RECORDS PROVIDED.
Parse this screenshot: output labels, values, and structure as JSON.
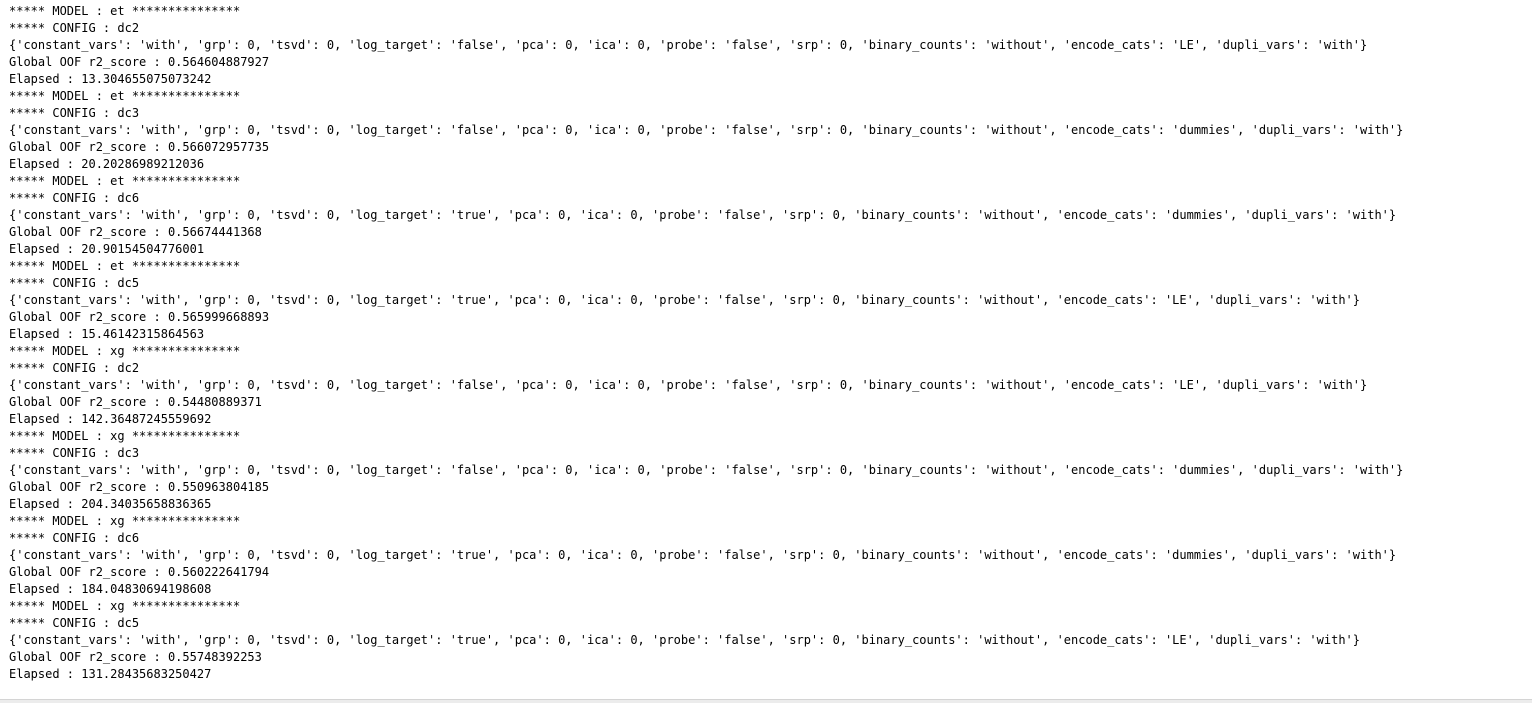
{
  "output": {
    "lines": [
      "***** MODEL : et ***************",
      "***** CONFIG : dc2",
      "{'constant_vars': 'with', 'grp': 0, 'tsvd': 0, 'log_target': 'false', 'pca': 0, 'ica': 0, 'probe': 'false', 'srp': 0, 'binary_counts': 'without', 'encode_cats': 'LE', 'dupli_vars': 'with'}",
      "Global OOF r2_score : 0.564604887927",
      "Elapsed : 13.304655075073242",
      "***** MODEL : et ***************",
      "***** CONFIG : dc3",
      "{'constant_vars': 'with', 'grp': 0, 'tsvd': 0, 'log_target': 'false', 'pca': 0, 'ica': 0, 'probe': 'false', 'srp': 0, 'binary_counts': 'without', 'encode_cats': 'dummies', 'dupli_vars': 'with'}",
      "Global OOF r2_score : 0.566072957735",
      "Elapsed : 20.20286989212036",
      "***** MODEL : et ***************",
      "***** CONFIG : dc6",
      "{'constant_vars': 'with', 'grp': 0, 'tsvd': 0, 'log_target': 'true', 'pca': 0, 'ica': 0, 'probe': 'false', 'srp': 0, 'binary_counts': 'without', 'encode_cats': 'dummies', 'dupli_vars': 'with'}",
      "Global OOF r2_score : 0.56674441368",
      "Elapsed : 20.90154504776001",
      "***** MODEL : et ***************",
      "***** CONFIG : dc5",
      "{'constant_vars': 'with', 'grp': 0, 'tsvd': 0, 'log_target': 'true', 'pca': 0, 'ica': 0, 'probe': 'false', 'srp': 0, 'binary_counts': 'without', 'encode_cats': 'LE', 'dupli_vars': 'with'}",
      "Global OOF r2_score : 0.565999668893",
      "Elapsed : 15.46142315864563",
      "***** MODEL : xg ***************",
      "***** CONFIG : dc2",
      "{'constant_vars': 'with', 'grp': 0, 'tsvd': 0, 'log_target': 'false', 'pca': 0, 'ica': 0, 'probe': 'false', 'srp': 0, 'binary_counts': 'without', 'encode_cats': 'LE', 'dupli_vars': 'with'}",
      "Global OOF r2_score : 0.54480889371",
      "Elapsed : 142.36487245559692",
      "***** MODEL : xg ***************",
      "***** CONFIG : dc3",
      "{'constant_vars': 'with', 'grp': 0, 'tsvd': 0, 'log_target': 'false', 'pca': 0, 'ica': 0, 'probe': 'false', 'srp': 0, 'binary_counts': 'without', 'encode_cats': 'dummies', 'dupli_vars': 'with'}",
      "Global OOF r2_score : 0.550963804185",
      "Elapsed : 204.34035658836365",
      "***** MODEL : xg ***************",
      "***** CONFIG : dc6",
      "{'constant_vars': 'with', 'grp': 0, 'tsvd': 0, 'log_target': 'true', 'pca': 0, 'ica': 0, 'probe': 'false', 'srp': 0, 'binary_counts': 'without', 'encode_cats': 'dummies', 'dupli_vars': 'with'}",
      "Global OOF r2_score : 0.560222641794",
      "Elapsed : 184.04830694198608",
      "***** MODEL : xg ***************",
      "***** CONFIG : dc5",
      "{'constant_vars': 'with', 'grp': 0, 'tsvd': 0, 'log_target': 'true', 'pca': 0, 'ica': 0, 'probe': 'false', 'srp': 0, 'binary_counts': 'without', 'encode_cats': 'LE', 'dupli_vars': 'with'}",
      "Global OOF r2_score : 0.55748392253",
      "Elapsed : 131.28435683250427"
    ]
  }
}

...

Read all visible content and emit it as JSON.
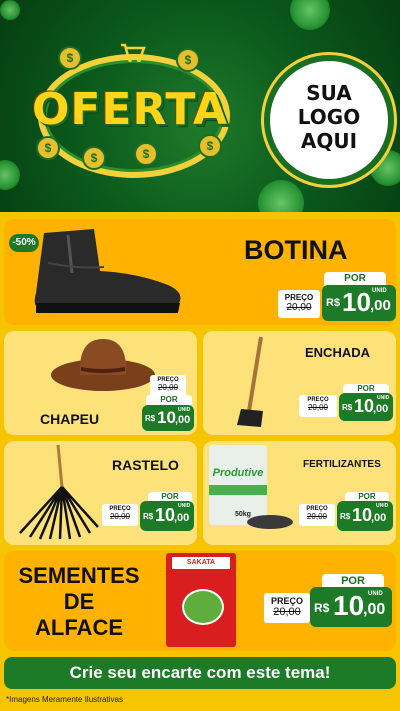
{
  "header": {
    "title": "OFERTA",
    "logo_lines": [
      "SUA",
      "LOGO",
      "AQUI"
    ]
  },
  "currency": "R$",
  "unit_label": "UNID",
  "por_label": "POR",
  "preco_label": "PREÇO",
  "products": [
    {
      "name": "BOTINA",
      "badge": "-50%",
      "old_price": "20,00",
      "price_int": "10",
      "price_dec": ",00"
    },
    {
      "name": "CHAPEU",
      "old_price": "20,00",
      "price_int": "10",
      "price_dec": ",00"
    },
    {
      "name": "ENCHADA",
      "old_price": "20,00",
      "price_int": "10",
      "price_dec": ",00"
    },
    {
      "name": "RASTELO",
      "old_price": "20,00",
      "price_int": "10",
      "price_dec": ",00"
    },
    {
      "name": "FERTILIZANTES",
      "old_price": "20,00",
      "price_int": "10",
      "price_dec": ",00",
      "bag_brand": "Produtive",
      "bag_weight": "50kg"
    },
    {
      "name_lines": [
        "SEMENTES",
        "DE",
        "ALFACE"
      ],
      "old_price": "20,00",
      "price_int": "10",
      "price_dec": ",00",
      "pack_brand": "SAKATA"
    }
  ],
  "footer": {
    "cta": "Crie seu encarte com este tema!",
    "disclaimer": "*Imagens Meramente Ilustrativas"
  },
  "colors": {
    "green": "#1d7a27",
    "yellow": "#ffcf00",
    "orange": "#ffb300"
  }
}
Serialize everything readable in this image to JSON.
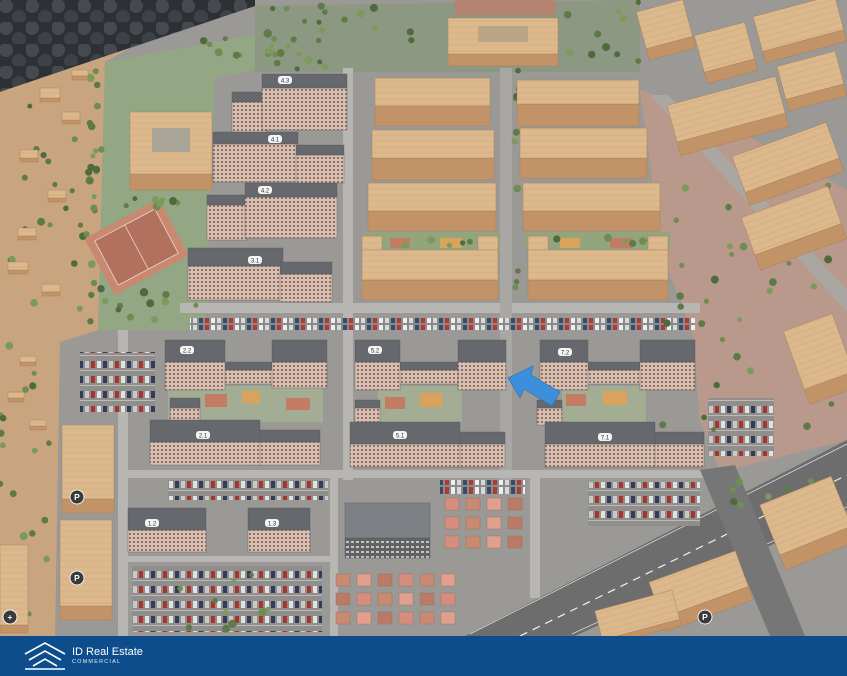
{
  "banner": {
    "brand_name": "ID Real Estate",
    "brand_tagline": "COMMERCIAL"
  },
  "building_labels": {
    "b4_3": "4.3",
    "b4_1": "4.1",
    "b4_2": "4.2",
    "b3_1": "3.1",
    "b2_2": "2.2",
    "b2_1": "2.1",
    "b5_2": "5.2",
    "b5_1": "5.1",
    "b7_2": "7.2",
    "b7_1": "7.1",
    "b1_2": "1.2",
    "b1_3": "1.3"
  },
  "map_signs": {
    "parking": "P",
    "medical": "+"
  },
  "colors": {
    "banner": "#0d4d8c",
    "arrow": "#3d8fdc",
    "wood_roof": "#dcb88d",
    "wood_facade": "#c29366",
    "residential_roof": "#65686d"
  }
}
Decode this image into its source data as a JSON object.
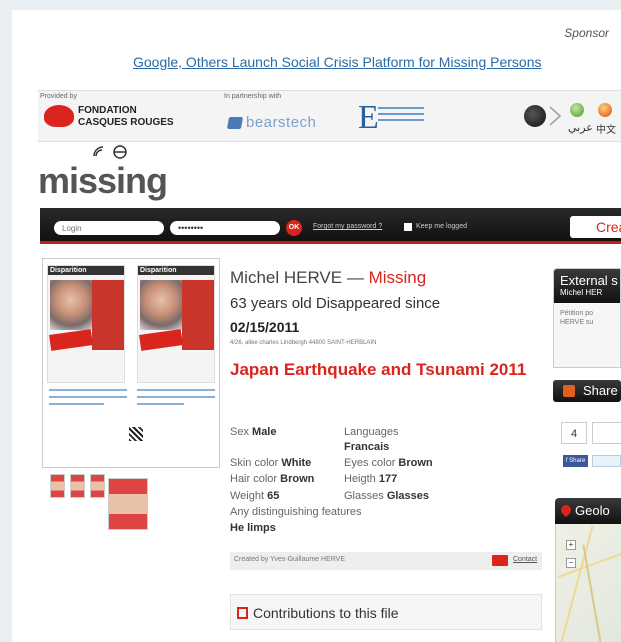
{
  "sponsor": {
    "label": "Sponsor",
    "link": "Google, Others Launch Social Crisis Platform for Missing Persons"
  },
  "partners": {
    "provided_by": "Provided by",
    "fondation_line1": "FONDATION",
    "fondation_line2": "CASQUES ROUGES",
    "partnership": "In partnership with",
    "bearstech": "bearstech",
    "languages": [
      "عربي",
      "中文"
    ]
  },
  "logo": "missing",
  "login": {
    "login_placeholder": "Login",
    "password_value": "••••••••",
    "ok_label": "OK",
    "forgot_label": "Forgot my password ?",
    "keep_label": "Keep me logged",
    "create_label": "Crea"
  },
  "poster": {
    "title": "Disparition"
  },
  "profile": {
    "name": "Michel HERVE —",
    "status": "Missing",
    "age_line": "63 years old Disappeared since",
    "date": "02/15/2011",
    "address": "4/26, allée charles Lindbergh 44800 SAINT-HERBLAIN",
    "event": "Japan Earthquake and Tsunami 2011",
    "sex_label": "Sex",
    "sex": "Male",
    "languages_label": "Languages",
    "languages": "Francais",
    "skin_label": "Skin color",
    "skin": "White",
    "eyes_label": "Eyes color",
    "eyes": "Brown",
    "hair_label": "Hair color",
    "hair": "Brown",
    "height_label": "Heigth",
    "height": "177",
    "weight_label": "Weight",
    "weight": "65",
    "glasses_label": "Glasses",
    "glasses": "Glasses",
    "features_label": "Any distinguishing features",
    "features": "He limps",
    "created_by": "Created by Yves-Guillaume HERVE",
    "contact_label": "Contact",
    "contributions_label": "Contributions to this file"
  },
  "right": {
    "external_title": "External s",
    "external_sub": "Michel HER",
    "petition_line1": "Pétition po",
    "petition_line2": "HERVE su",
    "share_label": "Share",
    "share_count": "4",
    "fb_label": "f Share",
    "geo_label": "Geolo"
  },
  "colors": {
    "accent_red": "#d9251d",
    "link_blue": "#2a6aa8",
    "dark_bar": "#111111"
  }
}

--

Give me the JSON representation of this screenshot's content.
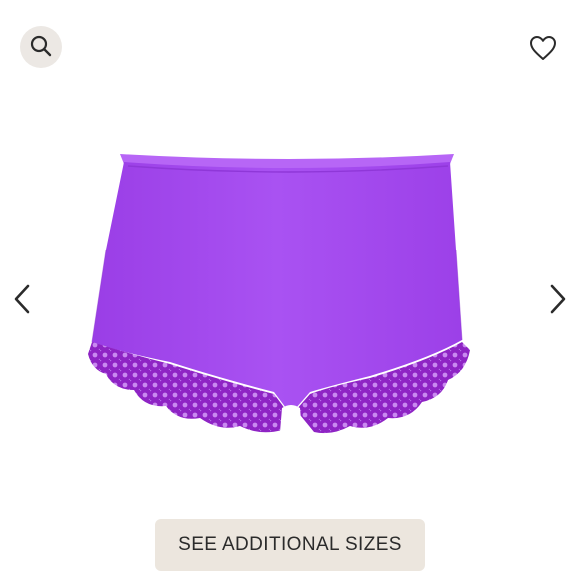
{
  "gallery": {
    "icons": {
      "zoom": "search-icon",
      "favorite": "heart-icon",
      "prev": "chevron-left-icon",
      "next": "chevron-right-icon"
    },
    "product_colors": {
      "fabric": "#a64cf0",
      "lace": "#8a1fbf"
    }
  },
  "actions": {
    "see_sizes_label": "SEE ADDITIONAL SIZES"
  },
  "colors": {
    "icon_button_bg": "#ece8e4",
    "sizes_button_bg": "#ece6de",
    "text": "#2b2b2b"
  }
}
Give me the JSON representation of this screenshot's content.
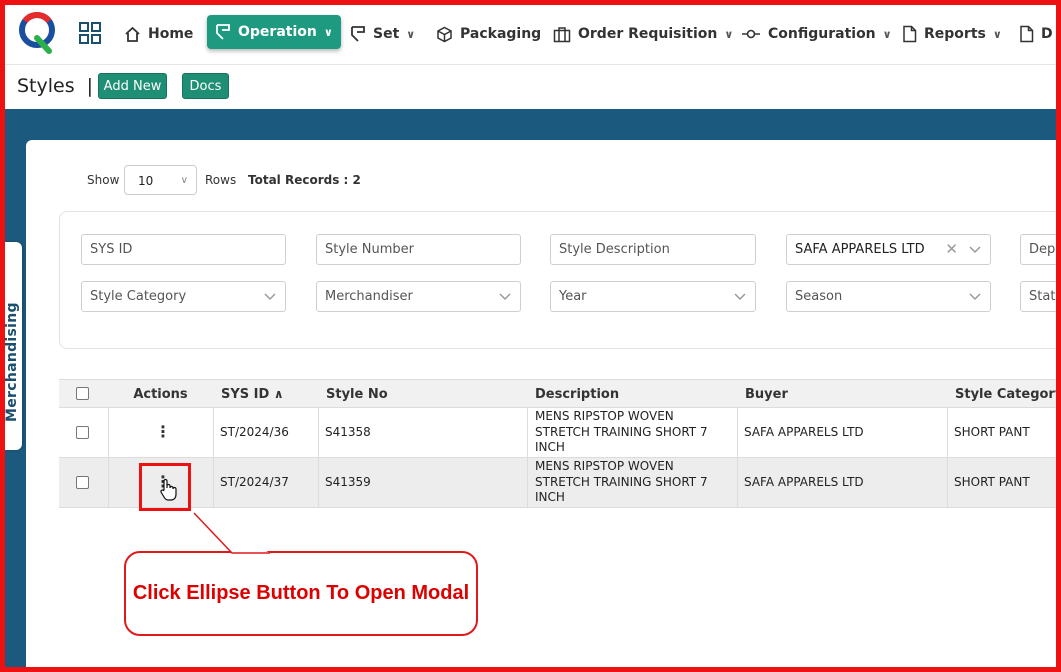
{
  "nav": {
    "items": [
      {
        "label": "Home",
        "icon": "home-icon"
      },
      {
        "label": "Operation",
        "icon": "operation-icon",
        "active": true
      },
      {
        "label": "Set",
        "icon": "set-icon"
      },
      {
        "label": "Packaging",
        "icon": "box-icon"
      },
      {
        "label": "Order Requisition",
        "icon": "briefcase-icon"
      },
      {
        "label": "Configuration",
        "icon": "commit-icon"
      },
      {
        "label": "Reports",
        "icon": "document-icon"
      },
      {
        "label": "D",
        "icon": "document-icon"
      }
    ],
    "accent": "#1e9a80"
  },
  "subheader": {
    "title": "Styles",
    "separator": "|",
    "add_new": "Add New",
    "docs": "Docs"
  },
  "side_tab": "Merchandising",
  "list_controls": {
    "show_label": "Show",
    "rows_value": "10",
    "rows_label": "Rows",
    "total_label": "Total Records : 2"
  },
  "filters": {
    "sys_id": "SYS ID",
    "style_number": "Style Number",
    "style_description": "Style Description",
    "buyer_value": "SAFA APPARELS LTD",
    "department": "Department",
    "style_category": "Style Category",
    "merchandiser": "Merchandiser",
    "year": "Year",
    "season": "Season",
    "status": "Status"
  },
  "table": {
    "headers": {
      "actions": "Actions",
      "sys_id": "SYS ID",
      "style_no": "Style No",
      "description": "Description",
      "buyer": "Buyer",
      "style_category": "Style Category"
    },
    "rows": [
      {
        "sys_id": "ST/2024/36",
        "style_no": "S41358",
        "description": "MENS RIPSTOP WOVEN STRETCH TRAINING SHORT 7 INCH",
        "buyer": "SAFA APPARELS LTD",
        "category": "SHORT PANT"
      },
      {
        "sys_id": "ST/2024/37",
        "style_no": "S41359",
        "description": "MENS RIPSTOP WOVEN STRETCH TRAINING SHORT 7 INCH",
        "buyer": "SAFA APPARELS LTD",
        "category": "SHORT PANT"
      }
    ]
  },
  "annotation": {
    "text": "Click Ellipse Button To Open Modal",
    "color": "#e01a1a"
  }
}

EXERCISE OBJECTIVE. Pull out each line of the listing that holds the string "features".

SOLUTION TO THIS PROBLEM.
    "features_label": "Any distinguishing features",
    "features": "He limps",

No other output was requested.